**Work request:** Repeat the entries that appear below, exactly as they are given.

**Exercise inputs:**
********************

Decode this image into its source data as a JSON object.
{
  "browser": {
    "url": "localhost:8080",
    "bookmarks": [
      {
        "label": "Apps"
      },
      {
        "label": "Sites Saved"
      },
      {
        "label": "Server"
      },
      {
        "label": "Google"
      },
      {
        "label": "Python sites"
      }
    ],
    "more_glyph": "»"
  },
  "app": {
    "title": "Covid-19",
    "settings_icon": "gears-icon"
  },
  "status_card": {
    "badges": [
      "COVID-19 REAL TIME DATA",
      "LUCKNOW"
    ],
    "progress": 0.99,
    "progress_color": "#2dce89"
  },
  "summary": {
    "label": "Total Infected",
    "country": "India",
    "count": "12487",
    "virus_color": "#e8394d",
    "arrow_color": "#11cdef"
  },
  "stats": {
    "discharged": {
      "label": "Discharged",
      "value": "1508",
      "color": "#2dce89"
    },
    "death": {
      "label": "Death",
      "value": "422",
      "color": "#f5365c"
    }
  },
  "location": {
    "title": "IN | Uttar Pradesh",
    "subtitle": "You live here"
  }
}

********************

**Exercise output:**
Decode this image into its source data as a JSON object.
{
  "browser": {
    "url": "localhost:8080",
    "bookmarks": [
      {
        "label": "Apps"
      },
      {
        "label": "Sites Saved"
      },
      {
        "label": "Server"
      },
      {
        "label": "Google"
      },
      {
        "label": "Python sites"
      }
    ],
    "more_glyph": "»"
  },
  "app": {
    "title": "Covid-19",
    "settings_icon": "gears-icon"
  },
  "status_card": {
    "badges": [
      "COVID-19 REAL TIME DATA",
      "LUCKNOW"
    ],
    "progress": 0.99,
    "progress_color": "#2dce89"
  },
  "summary": {
    "label": "Total Infected",
    "country": "India",
    "count": "12487",
    "virus_color": "#e8394d",
    "arrow_color": "#11cdef"
  },
  "stats": {
    "discharged": {
      "label": "Discharged",
      "value": "1508",
      "color": "#2dce89"
    },
    "death": {
      "label": "Death",
      "value": "422",
      "color": "#f5365c"
    }
  },
  "location": {
    "title": "IN | Uttar Pradesh",
    "subtitle": "You live here"
  }
}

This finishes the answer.